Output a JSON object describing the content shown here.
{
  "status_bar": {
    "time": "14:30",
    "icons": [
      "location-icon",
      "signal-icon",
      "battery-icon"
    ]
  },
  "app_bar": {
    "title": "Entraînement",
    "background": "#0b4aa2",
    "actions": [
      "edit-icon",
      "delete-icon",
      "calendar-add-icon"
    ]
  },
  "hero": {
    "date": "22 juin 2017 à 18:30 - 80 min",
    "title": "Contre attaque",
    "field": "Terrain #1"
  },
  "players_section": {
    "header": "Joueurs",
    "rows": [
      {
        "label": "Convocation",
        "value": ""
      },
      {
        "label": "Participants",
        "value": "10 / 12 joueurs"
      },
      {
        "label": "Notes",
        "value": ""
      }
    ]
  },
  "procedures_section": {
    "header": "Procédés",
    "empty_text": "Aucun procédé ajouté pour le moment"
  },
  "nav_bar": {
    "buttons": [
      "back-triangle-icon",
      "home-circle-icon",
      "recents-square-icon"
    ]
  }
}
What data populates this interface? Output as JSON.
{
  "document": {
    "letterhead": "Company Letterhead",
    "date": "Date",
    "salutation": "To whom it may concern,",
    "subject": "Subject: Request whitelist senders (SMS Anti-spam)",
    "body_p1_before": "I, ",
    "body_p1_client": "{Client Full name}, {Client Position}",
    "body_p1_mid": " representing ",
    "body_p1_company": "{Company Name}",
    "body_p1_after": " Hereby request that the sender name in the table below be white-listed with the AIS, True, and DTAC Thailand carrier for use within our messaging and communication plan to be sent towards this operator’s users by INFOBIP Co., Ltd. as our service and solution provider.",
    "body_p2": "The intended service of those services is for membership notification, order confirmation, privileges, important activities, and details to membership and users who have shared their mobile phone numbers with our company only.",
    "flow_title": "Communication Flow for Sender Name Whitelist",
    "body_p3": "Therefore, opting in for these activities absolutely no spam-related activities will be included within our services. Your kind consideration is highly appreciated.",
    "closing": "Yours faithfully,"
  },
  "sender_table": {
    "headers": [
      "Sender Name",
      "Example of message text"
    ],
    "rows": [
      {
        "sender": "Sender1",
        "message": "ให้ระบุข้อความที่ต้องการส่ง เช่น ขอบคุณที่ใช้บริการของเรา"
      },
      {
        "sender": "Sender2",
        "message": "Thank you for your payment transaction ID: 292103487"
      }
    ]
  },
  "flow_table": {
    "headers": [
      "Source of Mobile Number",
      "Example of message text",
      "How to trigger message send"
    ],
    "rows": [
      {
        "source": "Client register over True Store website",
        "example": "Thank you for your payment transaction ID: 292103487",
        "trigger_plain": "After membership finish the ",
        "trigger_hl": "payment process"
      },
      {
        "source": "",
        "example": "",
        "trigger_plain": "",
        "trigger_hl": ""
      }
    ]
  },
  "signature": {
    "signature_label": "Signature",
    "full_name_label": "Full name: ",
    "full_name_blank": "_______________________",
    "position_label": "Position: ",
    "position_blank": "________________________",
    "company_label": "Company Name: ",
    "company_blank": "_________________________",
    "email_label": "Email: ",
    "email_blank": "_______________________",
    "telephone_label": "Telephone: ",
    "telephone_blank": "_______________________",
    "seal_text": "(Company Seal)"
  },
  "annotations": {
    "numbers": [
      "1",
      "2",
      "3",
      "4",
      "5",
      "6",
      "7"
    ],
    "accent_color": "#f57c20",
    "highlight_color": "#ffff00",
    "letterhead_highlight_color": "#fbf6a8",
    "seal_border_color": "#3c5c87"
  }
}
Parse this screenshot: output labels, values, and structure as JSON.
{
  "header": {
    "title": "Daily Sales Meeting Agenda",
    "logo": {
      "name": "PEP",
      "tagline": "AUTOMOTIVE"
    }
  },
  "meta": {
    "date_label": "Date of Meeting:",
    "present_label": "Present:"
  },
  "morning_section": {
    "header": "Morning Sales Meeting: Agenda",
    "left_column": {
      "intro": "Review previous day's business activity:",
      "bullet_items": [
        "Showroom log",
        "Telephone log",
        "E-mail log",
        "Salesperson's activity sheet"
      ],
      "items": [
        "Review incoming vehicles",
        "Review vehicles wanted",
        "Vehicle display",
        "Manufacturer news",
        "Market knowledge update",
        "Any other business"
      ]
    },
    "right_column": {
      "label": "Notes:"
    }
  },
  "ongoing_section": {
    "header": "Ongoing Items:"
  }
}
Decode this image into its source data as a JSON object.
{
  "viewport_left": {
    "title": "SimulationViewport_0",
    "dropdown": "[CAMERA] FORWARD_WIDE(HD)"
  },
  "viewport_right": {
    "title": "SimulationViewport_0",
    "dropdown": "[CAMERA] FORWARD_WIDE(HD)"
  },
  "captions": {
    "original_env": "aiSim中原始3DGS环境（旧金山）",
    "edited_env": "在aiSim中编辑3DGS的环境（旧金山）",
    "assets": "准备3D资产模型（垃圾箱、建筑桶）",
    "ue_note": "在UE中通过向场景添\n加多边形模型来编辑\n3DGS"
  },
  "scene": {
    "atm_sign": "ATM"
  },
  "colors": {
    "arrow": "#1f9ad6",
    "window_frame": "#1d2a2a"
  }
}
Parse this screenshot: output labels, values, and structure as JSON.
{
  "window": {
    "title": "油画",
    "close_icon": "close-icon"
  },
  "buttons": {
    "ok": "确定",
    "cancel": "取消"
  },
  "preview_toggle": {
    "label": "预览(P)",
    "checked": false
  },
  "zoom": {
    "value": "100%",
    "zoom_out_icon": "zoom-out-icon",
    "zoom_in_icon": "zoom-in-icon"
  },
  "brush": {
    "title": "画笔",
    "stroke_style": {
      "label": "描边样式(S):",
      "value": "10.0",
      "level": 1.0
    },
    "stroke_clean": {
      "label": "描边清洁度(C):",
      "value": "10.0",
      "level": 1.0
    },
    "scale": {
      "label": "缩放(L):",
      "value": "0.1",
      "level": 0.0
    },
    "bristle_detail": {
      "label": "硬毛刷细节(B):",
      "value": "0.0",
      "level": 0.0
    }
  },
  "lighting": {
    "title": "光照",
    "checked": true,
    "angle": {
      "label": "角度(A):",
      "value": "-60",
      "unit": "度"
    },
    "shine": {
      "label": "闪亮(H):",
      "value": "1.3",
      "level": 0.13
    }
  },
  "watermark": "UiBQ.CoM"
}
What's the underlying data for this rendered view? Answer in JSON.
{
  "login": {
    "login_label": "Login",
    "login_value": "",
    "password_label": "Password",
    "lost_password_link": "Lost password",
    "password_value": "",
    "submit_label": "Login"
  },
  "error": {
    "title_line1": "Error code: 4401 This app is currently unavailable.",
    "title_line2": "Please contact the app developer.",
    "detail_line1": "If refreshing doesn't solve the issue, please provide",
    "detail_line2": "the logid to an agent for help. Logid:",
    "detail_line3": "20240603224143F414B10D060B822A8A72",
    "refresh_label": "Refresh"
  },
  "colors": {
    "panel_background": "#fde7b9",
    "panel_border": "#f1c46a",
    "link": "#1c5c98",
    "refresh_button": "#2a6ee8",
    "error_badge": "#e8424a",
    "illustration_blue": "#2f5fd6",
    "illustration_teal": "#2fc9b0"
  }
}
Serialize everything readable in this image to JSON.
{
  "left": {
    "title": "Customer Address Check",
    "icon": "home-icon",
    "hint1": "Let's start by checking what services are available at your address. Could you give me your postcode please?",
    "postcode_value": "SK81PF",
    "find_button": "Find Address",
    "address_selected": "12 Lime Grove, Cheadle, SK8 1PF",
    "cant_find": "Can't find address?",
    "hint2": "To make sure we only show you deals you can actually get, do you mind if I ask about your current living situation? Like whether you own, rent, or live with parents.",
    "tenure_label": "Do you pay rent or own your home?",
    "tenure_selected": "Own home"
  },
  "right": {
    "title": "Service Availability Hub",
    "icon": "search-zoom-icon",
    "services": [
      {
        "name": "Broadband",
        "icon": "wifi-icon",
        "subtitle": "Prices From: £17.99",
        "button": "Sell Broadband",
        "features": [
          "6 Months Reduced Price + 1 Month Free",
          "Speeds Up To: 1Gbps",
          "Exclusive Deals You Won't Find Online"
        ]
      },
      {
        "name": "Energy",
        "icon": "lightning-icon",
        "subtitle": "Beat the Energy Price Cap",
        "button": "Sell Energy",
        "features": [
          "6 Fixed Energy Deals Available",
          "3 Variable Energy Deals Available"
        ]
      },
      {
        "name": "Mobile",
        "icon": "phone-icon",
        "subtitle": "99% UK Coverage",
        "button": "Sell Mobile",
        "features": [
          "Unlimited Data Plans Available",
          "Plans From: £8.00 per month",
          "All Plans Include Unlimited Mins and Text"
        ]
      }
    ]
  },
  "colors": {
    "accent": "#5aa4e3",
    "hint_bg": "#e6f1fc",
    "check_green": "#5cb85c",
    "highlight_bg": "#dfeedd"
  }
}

§ **WORK TO COMPLETE**
Within the entries above, report how many lines include "subtitle", and keep the answer to the number.

§ **EXERCISE SOLUTION**
3